**INFORMATION PROVIDED**

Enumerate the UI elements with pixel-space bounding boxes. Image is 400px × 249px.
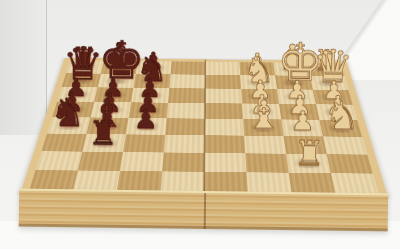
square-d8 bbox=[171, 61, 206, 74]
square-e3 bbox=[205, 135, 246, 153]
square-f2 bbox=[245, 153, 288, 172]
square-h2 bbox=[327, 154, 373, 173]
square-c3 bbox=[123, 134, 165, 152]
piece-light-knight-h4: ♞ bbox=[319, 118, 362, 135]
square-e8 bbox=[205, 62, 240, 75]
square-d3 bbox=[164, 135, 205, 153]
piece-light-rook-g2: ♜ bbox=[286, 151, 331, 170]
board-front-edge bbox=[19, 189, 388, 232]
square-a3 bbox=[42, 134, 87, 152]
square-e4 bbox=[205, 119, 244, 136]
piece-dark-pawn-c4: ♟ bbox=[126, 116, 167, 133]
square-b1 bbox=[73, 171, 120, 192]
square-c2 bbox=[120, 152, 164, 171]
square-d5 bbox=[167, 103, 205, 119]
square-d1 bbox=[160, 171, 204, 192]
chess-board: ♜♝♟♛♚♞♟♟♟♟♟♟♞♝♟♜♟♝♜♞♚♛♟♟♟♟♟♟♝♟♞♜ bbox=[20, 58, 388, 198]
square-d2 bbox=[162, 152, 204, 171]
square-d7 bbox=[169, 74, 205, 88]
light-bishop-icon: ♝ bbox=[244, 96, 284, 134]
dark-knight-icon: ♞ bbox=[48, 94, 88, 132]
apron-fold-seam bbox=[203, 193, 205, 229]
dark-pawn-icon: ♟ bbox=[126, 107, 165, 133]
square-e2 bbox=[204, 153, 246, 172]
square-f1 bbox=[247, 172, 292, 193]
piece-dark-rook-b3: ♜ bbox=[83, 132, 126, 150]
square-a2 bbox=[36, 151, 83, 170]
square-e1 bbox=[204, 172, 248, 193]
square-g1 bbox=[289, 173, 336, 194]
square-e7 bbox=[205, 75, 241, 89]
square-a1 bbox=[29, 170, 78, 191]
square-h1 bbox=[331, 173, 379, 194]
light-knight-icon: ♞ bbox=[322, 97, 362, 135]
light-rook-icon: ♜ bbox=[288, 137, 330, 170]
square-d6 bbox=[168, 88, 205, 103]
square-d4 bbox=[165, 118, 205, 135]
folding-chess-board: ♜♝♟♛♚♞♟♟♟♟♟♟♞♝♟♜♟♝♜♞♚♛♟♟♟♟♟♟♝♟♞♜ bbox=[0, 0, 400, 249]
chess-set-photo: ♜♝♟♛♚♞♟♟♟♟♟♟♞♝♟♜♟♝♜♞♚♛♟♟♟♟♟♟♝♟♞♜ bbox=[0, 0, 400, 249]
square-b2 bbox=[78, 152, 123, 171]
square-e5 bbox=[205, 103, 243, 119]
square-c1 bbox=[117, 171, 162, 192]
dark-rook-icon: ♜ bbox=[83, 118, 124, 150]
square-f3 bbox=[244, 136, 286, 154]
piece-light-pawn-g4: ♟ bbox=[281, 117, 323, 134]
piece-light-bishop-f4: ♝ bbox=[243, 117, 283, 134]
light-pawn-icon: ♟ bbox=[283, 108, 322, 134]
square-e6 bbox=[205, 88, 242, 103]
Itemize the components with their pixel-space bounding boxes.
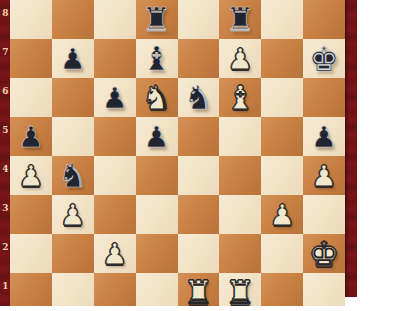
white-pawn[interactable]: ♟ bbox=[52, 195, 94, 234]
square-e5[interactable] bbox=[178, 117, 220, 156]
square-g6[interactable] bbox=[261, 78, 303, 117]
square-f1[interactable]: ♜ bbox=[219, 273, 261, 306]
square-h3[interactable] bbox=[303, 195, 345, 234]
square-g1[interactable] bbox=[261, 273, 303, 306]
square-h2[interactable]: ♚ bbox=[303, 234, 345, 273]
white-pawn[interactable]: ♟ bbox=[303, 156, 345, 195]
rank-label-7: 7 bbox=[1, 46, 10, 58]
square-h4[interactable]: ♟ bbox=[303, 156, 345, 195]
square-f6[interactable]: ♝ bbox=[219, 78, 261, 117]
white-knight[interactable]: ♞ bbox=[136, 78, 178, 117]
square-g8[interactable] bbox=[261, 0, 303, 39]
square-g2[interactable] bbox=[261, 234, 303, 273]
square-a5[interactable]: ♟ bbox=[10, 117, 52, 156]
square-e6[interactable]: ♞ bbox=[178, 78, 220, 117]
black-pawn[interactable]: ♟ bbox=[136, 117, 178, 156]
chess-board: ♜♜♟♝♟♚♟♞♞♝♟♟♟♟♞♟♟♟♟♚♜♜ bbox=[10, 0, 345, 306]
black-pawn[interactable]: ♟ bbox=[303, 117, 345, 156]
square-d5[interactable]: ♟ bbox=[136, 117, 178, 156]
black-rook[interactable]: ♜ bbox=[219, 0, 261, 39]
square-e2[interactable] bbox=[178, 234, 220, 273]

**PROBLEM STATEMENT**
Rewrite every line of the records above as a JSON list of strings, one string per line, leaving out blank lines and the pictures.

**THE ANSWER**
[
  "Enumerate the UI elements with pixel-space bounding boxes. Image is 400px × 249px.",
  "square-d8 bbox=[171, 61, 206, 74]",
  "square-e3 bbox=[205, 135, 246, 153]",
  "square-f2 bbox=[245, 153, 288, 172]",
  "square-h2 bbox=[327, 154, 373, 173]",
  "square-c3 bbox=[123, 134, 165, 152]",
  "piece-light-knight-h4: ♞ bbox=[319, 118, 362, 135]",
  "square-e8 bbox=[205, 62, 240, 75]",
  "square-d3 bbox=[164, 135, 205, 153]",
  "piece-light-rook-g2: ♜ bbox=[286, 151, 331, 170]",
  "board-front-edge bbox=[19, 189, 388, 232]",
  "square-a3 bbox=[42, 134, 87, 152]",
  "square-e4 bbox=[205, 119, 244, 136]",
  "piece-dark-pawn-c4: ♟ bbox=[126, 116, 167, 133]",
  "square-b1 bbox=[73, 171, 120, 192]",
  "square-c2 bbox=[120, 152, 164, 171]",
  "square-d5 bbox=[167, 103, 205, 119]",
  "square-d1 bbox=[160, 171, 204, 192]",
  "chess-board: ♜♝♟♛♚♞♟♟♟♟♟♟♞♝♟♜♟♝♜♞♚♛♟♟♟♟♟♟♝♟♞♜ bbox=[20, 58, 388, 198]",
  "square-d2 bbox=[162, 152, 204, 171]",
  "square-d7 bbox=[169, 74, 205, 88]",
  "light-bishop-icon: ♝ bbox=[244, 96, 284, 134]",
  "dark-knight-icon: ♞ bbox=[48, 94, 88, 132]",
  "apron-fold-seam bbox=[203, 193, 205, 229]",
  "dark-pawn-icon: ♟ bbox=[126, 107, 165, 133]",
  "square-e2 bbox=[204, 153, 246, 172]",
  "square-f1 bbox=[247, 172, 292, 193]",
  "piece-dark-rook-b3: ♜ bbox=[83, 132, 126, 150]",
  "square-a2 bbox=[36, 151, 83, 170]",
  "square-e1 bbox=[204, 172, 248, 193]",
  "square-g1 bbox=[289, 173, 336, 194]",
  "square-e7 bbox=[205, 75, 241, 89]",
  "square-a1 bbox=[29, 170, 78, 191]",
  "square-h1 bbox=[331, 173, 379, 194]",
  "light-knight-icon: ♞ bbox=[322, 97, 362, 135]",
  "light-rook-icon: ♜ bbox=[288, 137, 330, 170]",
  "square-d6 bbox=[168, 88, 205, 103]",
  "square-d4 bbox=[165, 118, 205, 135]",
  "folding-chess-board: ♜♝♟♛♚♞♟♟♟♟♟♟♞♝♟♜♟♝♜♞♚♛♟♟♟♟♟♟♝♟♞♜ bbox=[0, 0, 400, 249]",
  "chess-set-photo: ♜♝♟♛♚♞♟♟♟♟♟♟♞♝♟♜♟♝♜♞♚♛♟♟♟♟♟♟♝♟♞♜ bbox=[0, 0, 400, 249]",
  "square-b2 bbox=[78, 152, 123, 171]",
  "square-e5 bbox=[205, 103, 243, 119]",
  "square-c1 bbox=[117, 171, 162, 192]",
  "dark-rook-icon: ♜ bbox=[83, 118, 124, 150]",
  "square-f3 bbox=[244, 136, 286, 154]",
  "piece-light-pawn-g4: ♟ bbox=[281, 117, 323, 134]",
  "piece-light-bishop-f4: ♝ bbox=[243, 117, 283, 134]",
  "light-pawn-icon: ♟ bbox=[283, 108, 322, 134]",
  "square-e6 bbox=[205, 88, 242, 103]",
  "Itemize the components with their pixel-space bounding boxes.",
  "white-pawn[interactable]: ♟ bbox=[52, 195, 94, 234]",
  "square-e5[interactable] bbox=[178, 117, 220, 156]",
  "square-g6[interactable] bbox=[261, 78, 303, 117]",
  "square-f1[interactable]: ♜ bbox=[219, 273, 261, 306]",
  "square-h3[interactable] bbox=[303, 195, 345, 234]",
  "square-g1[interactable] bbox=[261, 273, 303, 306]",
  "square-h2[interactable]: ♚ bbox=[303, 234, 345, 273]",
  "white-pawn[interactable]: ♟ bbox=[303, 156, 345, 195]",
  "rank-label-7: 7 bbox=[1, 46, 10, 58]",
  "square-h4[interactable]: ♟ bbox=[303, 156, 345, 195]",
  "square-f6[interactable]: ♝ bbox=[219, 78, 261, 117]",
  "white-knight[interactable]: ♞ bbox=[136, 78, 178, 117]",
  "square-g8[interactable] bbox=[261, 0, 303, 39]",
  "square-g2[interactable] bbox=[261, 234, 303, 273]",
  "square-a5[interactable]: ♟ bbox=[10, 117, 52, 156]",
  "square-e6[interactable]: ♞ bbox=[178, 78, 220, 117]",
  "black-pawn[interactable]: ♟ bbox=[136, 117, 178, 156]",
  "chess-board: ♜♜♟♝♟♚♟♞♞♝♟♟♟♟♞♟♟♟♟♚♜♜ bbox=[10, 0, 345, 306]",
  "black-pawn[interactable]: ♟ bbox=[303, 117, 345, 156]",
  "square-d5[interactable]: ♟ bbox=[136, 117, 178, 156]",
  "black-rook[interactable]: ♜ bbox=[219, 0, 261, 39]",
  "square-e2[interactable] bbox=[178, 234, 220, 273]"
]